▶ WHAT THE TASK REQUIRES:
Look through the lines below and extract any with the word "đoạn".

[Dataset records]
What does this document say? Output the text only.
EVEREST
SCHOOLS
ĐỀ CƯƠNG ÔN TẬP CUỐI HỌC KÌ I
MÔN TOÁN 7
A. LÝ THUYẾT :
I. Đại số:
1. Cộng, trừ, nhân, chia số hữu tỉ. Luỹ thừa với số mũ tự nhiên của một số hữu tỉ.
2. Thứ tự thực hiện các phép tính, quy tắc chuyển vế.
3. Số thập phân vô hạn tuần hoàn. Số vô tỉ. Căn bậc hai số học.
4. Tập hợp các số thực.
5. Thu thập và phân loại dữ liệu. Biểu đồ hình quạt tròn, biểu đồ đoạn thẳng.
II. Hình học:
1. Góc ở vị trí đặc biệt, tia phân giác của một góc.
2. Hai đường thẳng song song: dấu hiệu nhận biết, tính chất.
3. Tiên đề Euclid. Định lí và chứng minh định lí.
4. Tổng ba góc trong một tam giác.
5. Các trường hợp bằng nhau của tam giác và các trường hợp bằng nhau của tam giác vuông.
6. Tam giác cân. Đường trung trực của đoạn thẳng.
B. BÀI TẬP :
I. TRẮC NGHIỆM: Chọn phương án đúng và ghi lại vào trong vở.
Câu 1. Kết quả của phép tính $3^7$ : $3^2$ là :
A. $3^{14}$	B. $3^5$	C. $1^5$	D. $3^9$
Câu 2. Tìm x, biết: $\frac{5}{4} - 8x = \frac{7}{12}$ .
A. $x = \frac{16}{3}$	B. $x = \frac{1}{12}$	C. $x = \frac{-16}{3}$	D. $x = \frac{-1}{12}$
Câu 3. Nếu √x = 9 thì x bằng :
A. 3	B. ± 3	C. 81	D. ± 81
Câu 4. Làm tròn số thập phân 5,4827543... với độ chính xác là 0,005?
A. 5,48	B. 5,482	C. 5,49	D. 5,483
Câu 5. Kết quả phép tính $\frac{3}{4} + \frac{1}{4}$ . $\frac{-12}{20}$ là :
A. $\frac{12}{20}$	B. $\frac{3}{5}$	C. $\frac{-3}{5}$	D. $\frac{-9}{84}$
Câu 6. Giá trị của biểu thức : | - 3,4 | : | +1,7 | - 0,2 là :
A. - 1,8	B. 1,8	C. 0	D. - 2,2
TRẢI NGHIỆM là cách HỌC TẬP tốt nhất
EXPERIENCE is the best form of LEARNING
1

▶ RESPONSE TO THE EXERCISE:
5. Thu thập và phân loại dữ liệu. Biểu đồ hình quạt tròn, biểu đồ đoạn thẳng.
6. Tam giác cân. Đường trung trực của đoạn thẳng.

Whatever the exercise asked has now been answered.